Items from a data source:
:::::
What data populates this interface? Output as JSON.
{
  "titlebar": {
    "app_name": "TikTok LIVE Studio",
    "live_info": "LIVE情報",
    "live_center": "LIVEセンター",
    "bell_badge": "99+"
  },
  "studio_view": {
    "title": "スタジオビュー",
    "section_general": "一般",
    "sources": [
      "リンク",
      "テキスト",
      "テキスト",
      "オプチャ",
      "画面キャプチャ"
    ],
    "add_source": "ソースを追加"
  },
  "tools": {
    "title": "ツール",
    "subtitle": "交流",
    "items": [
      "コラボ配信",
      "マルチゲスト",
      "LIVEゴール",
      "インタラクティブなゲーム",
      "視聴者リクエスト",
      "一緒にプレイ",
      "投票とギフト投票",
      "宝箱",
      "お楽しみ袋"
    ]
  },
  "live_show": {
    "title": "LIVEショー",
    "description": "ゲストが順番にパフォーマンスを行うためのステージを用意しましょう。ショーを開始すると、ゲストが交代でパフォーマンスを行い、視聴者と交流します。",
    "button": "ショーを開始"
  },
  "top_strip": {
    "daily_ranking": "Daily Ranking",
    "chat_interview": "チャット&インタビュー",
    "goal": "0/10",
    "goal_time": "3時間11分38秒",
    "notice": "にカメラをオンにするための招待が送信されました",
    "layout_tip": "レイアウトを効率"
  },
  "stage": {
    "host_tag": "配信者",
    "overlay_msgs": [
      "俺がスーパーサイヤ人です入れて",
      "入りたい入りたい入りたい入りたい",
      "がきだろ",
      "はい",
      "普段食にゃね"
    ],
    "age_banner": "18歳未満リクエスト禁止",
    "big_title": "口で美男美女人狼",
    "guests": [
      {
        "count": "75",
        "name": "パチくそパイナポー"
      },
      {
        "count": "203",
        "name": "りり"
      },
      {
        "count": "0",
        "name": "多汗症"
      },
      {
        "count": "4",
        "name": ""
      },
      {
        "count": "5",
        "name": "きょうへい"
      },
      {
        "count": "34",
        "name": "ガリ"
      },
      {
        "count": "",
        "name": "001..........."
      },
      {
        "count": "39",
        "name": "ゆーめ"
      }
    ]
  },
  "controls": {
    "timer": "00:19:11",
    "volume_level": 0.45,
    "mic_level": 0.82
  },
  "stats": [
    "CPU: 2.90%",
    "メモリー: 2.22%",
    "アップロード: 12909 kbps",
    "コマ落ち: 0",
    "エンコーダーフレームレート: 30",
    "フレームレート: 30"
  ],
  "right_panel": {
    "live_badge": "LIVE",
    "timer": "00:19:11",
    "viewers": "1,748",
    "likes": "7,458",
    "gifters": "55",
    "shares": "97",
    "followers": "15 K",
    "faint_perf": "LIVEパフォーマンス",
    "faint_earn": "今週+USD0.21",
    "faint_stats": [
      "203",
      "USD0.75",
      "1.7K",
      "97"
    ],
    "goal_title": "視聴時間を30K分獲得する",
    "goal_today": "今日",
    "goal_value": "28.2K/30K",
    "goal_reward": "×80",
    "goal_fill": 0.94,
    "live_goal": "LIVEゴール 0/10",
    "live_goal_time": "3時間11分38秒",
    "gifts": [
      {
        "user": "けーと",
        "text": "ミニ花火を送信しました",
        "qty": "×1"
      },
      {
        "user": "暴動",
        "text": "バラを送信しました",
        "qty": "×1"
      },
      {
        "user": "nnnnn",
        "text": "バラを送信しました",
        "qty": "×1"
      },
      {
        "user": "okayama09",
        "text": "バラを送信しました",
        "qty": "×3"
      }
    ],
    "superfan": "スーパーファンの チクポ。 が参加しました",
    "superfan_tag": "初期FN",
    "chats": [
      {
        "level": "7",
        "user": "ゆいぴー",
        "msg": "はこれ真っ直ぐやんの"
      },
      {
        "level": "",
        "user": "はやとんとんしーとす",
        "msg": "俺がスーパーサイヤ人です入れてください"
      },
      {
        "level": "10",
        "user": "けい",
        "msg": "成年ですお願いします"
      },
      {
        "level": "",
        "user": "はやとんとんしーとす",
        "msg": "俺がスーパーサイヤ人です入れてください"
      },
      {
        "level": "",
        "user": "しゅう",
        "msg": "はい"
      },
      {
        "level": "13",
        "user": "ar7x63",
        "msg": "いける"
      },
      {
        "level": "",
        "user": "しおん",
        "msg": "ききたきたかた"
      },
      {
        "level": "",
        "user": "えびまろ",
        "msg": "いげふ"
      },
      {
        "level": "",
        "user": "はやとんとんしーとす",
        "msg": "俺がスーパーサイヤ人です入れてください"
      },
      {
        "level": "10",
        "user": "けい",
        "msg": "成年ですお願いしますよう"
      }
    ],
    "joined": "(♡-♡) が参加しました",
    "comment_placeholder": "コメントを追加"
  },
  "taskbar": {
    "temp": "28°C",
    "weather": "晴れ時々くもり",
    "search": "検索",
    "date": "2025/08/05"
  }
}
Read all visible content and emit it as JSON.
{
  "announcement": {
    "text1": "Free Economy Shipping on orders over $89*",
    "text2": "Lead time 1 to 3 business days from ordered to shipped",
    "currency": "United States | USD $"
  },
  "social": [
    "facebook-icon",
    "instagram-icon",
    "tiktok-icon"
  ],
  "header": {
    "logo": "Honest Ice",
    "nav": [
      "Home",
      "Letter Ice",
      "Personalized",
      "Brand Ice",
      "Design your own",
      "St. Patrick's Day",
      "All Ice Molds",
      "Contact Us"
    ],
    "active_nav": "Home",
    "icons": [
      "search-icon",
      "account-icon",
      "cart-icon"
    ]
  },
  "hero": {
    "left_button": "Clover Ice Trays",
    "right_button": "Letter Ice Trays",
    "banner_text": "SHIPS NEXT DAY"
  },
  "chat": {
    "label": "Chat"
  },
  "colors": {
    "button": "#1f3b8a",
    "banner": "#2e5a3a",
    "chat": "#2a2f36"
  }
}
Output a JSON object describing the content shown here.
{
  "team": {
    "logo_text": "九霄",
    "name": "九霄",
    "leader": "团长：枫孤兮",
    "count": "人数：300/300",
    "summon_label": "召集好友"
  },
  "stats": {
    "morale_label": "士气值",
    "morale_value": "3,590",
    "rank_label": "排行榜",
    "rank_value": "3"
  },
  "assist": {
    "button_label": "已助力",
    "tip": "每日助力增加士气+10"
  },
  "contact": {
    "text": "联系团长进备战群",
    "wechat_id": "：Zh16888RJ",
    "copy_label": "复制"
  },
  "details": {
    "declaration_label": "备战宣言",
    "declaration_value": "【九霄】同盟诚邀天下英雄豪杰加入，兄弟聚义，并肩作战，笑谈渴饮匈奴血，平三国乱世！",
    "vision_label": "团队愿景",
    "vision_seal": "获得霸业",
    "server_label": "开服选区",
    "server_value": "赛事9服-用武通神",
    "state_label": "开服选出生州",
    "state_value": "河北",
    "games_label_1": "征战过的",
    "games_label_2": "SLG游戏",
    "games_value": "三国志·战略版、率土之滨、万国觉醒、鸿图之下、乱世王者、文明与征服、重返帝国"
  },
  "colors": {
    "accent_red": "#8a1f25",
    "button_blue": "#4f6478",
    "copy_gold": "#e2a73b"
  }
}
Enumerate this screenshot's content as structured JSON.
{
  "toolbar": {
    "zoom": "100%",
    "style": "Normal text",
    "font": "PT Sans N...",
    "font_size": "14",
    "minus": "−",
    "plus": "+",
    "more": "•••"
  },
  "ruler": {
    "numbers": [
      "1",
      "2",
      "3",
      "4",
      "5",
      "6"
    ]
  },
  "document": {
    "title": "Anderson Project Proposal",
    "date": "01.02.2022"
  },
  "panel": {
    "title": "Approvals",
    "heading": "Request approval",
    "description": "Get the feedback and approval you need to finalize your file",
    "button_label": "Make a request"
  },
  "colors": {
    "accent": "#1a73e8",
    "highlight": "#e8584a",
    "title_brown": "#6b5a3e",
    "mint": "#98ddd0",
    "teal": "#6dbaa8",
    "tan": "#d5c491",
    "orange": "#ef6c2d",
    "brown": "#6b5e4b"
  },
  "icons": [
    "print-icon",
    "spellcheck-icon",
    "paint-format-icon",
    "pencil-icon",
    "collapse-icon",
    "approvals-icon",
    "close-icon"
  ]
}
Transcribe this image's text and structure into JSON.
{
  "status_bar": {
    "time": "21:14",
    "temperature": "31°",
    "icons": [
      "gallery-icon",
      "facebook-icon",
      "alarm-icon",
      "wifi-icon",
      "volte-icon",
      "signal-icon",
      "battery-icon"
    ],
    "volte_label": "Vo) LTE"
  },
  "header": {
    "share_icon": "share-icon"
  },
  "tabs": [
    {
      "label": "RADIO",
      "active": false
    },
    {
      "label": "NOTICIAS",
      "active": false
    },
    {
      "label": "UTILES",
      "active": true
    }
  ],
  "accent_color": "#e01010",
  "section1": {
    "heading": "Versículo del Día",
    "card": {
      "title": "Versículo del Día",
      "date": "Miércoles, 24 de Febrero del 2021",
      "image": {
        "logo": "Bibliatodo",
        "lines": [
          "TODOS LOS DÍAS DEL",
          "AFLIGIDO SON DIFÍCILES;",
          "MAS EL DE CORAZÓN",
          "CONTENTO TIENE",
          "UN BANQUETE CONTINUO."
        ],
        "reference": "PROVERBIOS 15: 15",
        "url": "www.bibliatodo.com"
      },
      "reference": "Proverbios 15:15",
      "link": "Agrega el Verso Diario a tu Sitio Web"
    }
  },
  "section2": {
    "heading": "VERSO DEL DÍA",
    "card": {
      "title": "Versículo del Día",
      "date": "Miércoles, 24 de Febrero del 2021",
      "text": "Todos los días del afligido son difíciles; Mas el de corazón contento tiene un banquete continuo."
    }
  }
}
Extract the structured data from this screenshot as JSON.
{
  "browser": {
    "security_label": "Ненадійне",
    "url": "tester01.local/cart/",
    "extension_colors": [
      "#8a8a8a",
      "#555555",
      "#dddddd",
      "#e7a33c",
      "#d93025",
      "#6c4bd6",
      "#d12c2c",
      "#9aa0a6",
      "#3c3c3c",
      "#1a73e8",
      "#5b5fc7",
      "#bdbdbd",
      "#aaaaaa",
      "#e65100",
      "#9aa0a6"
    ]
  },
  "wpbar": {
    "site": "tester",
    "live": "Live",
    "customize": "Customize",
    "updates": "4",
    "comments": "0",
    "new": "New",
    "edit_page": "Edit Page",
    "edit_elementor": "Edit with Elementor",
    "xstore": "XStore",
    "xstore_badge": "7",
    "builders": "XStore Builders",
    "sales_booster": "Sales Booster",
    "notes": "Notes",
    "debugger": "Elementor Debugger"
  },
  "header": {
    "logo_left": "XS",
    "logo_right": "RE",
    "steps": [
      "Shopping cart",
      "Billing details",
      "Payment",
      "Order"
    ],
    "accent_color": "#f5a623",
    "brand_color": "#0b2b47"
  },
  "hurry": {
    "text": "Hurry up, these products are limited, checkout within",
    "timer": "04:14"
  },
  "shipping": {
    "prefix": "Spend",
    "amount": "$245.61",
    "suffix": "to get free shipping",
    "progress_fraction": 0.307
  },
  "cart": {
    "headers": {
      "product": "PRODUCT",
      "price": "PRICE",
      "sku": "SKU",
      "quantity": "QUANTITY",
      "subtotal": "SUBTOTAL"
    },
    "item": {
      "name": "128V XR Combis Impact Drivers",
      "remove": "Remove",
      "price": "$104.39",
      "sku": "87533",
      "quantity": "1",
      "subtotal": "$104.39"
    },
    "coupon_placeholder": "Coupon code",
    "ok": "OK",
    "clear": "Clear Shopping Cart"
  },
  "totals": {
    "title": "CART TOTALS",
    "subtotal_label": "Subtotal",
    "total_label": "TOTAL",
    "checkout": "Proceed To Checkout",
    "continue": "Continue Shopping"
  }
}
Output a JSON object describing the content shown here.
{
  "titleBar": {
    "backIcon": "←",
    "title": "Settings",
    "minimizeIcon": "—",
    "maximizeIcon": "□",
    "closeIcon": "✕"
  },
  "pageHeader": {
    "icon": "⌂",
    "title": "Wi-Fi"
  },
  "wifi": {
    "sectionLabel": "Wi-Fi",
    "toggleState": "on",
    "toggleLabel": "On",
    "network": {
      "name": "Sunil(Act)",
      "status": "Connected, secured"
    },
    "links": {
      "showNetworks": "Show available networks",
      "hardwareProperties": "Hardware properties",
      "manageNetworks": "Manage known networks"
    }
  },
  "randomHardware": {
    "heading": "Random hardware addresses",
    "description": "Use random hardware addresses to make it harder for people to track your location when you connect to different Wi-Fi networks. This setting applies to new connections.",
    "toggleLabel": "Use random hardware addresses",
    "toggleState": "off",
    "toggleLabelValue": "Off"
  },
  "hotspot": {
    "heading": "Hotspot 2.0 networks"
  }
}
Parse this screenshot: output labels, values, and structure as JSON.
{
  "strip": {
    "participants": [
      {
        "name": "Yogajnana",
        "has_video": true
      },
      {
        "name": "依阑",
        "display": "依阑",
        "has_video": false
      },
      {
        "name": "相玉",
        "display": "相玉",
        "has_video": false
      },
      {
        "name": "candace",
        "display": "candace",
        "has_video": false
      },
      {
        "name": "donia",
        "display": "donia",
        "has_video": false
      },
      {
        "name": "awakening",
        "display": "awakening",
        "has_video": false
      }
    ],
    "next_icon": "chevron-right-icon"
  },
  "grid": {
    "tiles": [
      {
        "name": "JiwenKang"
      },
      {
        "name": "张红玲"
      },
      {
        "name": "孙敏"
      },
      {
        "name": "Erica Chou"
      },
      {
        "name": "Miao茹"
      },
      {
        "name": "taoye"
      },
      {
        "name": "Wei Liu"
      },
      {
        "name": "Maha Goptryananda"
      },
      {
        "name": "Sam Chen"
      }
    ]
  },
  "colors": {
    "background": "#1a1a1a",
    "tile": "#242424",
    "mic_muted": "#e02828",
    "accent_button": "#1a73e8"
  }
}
:::::
> **AIM OF THE EXERCISE**: Where does the word "addresses" appear in the listing? List each line that holds it.

> **WRITTEN ANSWER**:
    "heading": "Random hardware addresses",
    "description": "Use random hardware addresses to make it harder for people to track your location when you connect to different Wi-Fi networks. This setting applies to new connections.",
    "toggleLabel": "Use random hardware addresses",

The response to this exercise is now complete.